-- Records start --

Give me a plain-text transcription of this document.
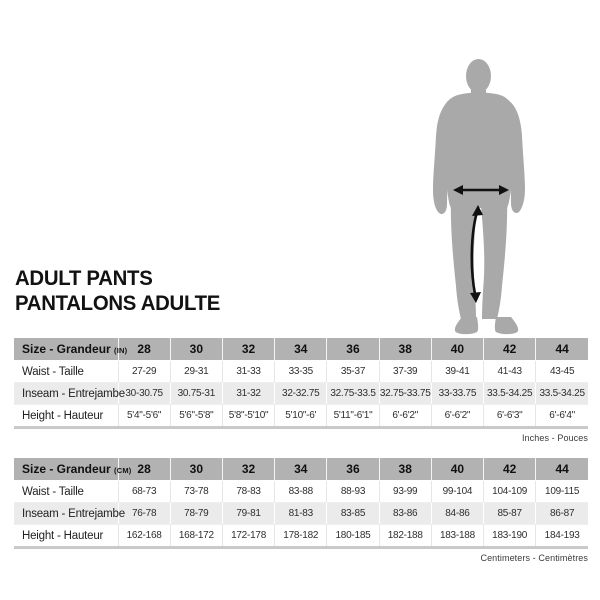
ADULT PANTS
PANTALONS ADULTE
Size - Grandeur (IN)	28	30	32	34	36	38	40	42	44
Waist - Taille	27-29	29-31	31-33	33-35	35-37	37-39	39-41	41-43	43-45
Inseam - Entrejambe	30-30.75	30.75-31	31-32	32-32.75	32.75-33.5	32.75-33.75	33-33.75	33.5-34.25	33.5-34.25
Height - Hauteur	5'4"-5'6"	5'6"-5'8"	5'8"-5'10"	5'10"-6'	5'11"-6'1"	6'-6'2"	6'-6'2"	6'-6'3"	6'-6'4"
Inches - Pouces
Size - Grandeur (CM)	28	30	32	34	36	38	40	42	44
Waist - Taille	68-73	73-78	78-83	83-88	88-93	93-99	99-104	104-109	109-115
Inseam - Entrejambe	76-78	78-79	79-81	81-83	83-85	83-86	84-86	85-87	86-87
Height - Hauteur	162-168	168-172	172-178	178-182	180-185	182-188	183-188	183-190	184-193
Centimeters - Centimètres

-- Records end --

What is needed:
Figure out how many lines above include the string "Hauteur", then report that number and nothing else.

Final answer:
2